INSTRUCTIONS FOR THE TASK: Scan the records below. List lines holding "Followers".

[Collected data entries]
▬▬▬▬▬▬

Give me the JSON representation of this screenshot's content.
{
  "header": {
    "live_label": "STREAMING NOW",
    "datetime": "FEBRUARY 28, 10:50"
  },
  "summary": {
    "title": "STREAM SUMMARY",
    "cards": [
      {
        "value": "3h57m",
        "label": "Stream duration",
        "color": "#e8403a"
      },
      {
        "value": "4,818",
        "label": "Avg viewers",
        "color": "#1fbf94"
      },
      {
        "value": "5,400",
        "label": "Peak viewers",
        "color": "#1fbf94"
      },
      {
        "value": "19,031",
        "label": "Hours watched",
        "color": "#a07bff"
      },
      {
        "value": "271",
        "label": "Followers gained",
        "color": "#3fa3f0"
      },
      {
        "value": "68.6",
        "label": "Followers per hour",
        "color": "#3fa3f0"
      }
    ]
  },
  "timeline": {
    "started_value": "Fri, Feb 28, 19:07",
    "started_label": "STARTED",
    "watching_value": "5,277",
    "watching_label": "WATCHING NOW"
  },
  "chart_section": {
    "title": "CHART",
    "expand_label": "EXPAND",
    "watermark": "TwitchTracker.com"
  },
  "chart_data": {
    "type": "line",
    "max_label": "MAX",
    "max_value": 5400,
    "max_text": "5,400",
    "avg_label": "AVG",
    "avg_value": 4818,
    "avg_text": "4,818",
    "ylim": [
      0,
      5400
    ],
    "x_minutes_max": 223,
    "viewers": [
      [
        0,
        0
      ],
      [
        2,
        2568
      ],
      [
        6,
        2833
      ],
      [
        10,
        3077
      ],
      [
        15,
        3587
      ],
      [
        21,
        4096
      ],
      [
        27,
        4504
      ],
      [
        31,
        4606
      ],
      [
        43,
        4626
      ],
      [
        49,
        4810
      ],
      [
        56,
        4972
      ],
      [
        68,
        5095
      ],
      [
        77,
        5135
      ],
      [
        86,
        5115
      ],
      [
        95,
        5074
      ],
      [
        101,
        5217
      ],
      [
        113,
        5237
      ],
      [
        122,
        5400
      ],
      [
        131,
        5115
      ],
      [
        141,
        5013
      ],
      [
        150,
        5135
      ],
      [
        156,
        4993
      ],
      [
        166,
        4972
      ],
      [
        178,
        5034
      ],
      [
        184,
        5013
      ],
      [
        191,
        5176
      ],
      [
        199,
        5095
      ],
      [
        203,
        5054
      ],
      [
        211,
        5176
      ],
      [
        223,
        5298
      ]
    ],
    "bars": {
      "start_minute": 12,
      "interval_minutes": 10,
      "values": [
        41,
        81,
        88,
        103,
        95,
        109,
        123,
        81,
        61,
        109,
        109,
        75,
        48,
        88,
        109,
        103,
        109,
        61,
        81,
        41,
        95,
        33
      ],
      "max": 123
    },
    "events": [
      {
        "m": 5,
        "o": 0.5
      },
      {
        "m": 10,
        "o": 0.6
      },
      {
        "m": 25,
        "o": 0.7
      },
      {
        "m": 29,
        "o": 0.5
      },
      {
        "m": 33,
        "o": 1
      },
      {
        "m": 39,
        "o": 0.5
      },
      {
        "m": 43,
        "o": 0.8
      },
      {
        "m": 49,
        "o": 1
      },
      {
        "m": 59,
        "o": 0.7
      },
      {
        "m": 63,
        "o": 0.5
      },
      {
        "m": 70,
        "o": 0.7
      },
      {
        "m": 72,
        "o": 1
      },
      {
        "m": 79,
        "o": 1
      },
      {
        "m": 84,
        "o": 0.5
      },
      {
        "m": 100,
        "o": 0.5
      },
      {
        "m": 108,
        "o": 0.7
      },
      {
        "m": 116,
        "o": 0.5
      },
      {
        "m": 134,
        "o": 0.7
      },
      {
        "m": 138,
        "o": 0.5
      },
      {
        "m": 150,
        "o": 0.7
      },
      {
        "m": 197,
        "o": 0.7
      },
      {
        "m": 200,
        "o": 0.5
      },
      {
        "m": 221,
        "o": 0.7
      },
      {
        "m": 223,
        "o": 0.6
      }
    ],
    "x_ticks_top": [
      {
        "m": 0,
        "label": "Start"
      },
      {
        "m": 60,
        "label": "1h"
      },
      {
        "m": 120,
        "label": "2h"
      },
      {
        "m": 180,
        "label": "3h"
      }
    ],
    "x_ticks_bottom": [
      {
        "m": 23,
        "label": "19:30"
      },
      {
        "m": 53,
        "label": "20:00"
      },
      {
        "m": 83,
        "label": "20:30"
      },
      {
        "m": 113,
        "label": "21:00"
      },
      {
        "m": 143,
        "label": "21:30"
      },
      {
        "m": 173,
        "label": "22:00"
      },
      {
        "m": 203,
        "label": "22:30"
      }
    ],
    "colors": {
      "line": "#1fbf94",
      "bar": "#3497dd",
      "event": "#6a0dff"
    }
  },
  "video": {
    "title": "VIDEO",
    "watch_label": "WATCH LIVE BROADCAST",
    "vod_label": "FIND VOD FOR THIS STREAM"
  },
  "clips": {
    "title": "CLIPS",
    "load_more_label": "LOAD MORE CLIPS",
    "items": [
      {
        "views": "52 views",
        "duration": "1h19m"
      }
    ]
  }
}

▬▬▬▬▬▬

ANSWER TO THIS EXERCISE:
        "label": "Followers gained",
        "label": "Followers per hour",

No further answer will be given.